» **Stored data**

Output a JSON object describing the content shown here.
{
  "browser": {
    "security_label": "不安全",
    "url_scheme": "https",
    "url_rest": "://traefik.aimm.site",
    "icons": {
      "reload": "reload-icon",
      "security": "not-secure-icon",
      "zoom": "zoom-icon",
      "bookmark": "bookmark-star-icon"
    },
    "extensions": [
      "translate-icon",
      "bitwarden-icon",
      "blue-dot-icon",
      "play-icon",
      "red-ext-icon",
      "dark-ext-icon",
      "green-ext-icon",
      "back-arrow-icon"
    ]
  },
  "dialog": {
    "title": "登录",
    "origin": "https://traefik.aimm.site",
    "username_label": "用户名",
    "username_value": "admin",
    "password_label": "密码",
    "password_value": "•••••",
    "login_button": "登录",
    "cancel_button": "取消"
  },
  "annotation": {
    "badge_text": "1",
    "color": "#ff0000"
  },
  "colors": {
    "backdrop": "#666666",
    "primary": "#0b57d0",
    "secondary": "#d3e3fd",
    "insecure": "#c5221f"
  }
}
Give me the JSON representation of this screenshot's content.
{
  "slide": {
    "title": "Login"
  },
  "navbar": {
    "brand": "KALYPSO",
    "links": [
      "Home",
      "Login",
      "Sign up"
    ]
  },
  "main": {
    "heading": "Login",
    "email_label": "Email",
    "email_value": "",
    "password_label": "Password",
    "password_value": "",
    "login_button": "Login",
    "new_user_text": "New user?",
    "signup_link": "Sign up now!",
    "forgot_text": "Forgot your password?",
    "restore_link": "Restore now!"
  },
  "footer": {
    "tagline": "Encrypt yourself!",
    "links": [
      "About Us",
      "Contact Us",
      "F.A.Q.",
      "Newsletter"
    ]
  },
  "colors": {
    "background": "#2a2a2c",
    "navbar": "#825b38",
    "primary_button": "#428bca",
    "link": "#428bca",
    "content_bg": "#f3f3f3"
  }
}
* * *
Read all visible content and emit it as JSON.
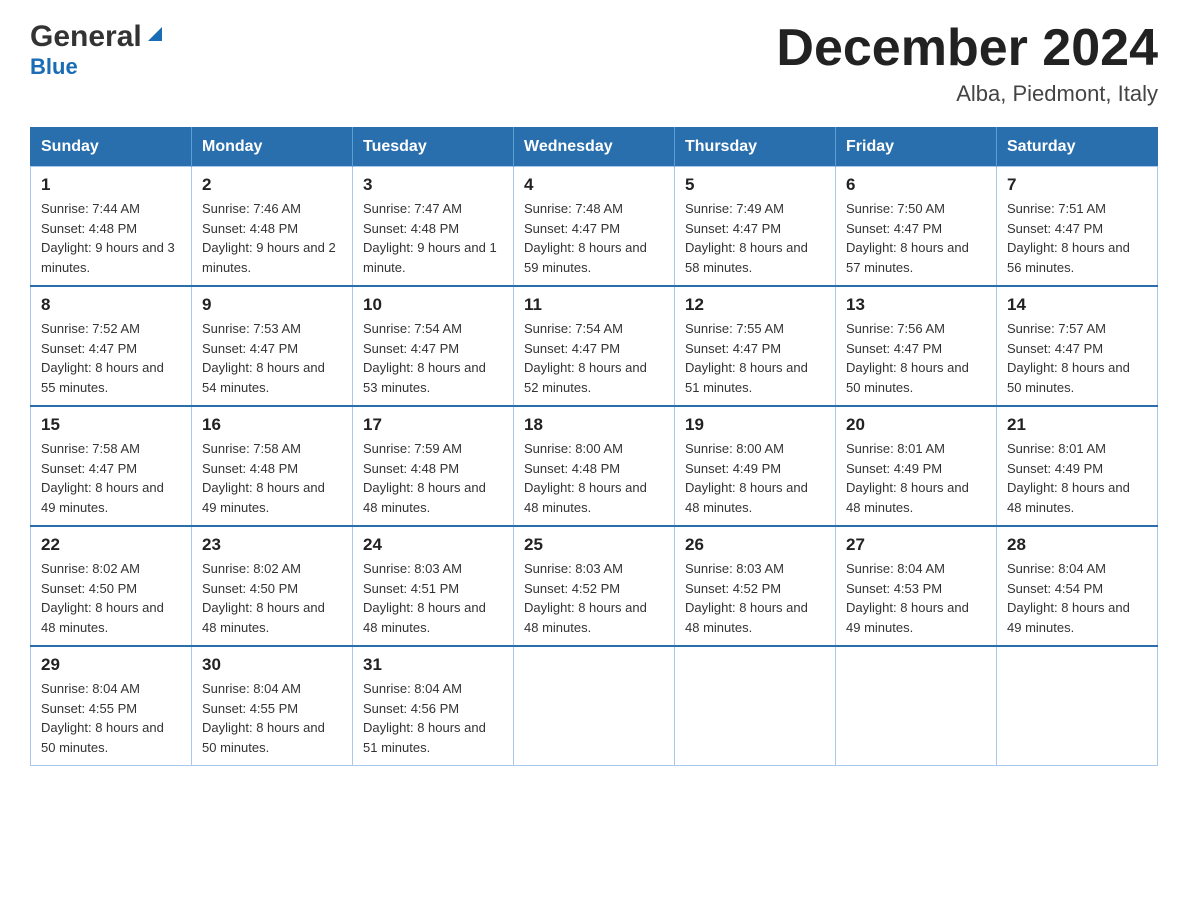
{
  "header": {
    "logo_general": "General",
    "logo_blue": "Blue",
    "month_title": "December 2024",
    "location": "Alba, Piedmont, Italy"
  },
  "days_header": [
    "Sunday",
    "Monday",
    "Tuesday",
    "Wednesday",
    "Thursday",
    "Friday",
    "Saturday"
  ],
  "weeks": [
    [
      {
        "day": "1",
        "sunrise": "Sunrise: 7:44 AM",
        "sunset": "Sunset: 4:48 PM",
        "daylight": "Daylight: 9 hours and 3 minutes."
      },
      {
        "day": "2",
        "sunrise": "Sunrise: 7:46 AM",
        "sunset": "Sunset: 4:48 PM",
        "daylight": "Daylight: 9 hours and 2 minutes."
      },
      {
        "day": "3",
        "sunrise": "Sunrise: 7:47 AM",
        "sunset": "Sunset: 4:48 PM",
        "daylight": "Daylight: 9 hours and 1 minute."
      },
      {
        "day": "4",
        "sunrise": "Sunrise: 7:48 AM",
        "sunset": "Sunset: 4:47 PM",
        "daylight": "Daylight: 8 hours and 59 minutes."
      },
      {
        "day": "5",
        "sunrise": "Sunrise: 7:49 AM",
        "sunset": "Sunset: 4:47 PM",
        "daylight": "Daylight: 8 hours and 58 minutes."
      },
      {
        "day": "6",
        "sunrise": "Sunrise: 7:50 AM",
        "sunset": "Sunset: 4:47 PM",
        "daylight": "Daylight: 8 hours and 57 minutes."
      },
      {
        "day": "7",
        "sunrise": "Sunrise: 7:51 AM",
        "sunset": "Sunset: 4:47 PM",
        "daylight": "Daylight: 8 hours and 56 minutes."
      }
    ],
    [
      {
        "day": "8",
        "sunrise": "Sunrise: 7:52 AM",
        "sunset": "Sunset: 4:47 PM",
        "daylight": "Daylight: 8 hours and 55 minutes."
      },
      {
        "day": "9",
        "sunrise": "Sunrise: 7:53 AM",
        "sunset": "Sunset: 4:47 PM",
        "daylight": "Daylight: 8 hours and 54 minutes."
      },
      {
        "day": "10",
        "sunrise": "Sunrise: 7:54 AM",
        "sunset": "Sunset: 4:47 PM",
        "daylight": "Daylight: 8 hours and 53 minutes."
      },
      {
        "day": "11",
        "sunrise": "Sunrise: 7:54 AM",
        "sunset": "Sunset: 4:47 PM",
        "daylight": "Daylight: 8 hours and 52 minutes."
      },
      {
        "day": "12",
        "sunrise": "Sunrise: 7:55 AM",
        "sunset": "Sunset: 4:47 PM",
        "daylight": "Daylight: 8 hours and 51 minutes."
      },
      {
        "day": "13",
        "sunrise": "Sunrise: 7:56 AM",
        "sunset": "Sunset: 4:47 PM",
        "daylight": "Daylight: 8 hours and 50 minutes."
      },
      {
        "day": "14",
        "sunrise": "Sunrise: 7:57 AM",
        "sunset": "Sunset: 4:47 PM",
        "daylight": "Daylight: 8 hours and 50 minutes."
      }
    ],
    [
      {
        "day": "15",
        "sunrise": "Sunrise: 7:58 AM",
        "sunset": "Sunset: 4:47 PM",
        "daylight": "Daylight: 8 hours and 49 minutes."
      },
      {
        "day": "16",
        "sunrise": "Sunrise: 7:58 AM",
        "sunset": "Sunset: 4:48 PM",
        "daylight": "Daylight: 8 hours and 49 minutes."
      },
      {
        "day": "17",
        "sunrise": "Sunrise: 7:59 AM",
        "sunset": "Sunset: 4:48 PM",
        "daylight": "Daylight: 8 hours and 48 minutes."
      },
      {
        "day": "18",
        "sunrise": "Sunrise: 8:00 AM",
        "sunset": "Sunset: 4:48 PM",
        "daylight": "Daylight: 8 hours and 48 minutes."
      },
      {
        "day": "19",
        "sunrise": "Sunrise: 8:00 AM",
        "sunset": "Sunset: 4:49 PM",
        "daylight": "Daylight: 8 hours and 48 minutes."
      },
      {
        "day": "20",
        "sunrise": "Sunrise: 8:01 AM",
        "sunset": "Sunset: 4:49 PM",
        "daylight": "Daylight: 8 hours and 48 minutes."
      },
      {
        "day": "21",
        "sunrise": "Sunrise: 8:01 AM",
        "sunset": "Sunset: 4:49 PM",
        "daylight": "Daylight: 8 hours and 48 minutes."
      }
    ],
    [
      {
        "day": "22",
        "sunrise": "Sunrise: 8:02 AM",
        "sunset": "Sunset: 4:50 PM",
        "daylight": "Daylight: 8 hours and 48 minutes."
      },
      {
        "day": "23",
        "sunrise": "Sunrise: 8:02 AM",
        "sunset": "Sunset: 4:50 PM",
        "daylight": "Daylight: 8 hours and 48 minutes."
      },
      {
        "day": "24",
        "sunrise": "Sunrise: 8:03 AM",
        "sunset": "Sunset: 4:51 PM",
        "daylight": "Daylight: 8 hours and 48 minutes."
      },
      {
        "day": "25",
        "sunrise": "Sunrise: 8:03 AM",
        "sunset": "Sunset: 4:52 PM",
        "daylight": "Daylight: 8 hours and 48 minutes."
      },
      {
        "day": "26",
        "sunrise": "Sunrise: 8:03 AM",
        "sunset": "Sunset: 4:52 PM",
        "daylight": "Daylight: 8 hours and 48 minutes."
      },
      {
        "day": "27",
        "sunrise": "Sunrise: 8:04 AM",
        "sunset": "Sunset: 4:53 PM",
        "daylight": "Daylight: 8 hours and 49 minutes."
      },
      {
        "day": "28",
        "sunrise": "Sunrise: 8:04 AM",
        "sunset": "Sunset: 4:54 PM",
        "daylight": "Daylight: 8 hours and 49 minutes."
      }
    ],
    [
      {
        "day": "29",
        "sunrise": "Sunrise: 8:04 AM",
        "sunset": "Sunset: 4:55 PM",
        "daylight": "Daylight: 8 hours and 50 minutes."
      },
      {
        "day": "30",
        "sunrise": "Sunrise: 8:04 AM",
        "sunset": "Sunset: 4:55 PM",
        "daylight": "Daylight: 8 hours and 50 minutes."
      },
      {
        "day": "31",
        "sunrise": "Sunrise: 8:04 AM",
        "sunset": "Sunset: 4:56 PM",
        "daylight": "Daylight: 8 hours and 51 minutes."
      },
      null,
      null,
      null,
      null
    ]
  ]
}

» **What you have to do**
Working from the entries above, return all lines that contain "site".

» **Exercise output**
    "url_rest": "://traefik.aimm.site",
    "origin": "https://traefik.aimm.site",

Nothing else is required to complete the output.